-- START Material to process --

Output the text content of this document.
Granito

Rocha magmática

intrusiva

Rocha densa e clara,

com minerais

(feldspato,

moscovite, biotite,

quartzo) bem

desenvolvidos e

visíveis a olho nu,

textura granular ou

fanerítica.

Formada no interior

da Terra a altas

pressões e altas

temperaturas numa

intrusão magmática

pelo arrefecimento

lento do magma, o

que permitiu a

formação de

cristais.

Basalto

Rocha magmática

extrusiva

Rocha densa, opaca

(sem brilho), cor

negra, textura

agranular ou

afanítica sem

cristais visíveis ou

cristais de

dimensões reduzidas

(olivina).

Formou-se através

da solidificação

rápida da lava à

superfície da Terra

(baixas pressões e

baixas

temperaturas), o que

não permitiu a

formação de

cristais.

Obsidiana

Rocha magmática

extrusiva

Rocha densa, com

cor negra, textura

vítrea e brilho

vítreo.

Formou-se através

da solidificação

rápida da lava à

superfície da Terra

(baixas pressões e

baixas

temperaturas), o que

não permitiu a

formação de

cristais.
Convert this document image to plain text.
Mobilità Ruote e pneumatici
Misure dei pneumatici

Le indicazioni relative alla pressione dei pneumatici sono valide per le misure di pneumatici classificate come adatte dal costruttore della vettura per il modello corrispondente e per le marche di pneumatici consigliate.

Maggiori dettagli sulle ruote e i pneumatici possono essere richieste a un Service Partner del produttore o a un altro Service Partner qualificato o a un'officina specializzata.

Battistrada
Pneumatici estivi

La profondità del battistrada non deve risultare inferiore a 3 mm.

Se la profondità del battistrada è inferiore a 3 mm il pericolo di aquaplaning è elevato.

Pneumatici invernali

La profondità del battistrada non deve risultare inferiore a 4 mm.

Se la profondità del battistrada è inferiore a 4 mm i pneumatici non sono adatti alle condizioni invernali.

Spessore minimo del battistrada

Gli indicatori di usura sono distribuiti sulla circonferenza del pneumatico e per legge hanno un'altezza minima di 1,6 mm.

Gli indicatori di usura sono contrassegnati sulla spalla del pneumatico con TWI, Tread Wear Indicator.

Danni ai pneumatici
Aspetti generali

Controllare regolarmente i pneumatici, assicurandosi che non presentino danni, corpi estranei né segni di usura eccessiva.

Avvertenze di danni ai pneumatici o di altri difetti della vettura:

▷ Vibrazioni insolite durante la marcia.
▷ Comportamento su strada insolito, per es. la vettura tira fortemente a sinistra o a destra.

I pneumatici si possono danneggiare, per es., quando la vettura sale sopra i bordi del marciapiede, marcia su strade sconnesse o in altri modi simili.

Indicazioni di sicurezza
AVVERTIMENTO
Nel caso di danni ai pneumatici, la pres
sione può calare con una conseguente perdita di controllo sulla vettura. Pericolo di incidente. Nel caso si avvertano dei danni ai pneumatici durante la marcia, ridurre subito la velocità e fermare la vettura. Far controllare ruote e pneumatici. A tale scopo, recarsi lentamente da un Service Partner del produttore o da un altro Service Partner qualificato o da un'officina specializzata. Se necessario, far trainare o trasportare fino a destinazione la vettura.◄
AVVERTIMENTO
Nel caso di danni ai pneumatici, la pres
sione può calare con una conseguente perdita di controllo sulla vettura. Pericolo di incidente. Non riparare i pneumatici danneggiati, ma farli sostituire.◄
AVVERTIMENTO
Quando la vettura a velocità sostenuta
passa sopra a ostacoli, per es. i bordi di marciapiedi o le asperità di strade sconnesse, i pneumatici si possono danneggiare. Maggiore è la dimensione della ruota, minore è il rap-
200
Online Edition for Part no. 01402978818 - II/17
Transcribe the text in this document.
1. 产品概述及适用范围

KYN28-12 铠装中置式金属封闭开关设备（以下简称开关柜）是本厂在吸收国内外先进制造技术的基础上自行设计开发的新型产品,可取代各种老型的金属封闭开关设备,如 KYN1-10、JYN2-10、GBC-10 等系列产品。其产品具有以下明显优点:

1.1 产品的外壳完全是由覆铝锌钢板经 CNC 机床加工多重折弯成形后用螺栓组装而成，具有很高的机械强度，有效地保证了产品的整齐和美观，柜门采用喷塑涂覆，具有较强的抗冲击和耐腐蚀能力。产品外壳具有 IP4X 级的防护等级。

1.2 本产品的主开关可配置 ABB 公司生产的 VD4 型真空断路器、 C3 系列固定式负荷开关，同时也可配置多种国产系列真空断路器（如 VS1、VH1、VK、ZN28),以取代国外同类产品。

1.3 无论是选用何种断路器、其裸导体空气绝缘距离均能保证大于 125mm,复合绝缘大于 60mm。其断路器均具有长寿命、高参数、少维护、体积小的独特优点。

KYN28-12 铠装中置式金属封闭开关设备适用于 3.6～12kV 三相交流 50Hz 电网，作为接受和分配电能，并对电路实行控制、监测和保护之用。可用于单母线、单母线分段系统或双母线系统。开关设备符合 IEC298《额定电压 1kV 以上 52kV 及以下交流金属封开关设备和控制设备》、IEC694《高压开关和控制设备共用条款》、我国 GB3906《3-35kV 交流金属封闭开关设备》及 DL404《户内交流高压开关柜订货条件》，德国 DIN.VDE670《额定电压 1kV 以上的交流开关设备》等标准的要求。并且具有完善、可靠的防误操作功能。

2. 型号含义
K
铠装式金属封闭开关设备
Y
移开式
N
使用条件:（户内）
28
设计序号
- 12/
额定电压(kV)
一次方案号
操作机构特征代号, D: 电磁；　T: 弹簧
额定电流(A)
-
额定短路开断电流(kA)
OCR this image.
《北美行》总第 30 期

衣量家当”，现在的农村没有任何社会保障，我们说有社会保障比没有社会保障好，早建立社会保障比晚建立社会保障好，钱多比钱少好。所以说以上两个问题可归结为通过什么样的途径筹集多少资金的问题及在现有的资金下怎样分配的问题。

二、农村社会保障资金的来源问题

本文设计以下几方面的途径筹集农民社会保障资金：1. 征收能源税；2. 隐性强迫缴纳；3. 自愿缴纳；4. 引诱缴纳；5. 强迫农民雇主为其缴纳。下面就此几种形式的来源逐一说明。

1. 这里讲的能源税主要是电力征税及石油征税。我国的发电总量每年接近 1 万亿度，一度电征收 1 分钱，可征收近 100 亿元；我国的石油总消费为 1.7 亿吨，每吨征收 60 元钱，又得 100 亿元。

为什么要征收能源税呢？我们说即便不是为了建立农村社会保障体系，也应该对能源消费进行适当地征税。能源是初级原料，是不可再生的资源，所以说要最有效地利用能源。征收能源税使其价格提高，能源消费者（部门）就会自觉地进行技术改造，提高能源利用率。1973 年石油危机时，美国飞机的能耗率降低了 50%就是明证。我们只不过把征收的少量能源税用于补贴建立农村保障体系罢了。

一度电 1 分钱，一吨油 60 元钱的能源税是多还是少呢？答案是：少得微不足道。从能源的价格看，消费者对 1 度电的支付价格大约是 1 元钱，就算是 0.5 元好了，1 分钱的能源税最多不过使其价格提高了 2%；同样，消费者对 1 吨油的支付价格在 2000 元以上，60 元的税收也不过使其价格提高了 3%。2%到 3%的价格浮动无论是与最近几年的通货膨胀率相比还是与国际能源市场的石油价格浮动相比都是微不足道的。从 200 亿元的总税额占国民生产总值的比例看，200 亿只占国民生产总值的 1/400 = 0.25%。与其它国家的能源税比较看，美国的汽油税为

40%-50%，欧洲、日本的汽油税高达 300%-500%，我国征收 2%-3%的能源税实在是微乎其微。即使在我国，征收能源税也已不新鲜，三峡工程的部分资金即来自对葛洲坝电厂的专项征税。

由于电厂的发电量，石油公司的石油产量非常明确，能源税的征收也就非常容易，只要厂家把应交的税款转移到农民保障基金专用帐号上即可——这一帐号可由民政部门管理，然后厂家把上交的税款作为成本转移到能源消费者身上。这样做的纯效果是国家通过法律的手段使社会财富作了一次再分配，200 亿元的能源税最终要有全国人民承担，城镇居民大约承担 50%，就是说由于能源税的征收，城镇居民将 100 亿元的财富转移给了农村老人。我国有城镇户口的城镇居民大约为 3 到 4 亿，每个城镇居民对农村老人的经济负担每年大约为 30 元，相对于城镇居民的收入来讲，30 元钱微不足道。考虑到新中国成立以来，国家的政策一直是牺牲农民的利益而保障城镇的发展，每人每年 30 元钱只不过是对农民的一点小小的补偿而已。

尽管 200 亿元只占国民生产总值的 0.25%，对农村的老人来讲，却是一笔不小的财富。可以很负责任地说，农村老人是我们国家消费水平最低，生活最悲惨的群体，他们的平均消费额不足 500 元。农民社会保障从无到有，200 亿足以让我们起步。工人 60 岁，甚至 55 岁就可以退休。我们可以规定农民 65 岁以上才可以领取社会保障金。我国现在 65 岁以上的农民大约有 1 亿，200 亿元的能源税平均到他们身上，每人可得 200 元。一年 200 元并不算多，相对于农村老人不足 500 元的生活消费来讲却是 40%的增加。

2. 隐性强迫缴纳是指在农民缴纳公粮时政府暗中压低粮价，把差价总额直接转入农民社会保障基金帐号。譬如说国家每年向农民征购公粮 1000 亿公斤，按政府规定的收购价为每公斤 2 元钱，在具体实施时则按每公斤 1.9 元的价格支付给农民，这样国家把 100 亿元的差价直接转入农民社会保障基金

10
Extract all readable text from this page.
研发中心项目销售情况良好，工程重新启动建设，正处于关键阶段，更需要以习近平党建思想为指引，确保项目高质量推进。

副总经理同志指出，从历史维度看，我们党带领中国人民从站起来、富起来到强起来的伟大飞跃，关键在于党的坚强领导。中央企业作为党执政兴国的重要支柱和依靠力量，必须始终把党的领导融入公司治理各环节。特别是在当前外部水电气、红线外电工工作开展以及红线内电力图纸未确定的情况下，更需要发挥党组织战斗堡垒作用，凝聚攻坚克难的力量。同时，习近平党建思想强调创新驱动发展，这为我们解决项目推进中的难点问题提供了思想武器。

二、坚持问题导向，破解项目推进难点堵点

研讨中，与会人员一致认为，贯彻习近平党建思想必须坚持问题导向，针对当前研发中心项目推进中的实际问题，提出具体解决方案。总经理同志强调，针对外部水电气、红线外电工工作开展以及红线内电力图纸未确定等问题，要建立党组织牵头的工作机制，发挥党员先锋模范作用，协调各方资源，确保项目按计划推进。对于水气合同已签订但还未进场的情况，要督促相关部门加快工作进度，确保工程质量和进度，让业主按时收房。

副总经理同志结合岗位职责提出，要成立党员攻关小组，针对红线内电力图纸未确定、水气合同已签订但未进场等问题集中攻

-- END Material to process --

Objective
From the entries above, copy each line holding "pneumatico".

Task result
Gli indicatori di usura sono distribuiti sulla circonferenza del pneumatico e per legge hanno un'altezza minima di 1,6 mm.
Gli indicatori di usura sono contrassegnati sulla spalla del pneumatico con TWI, Tread Wear Indicator.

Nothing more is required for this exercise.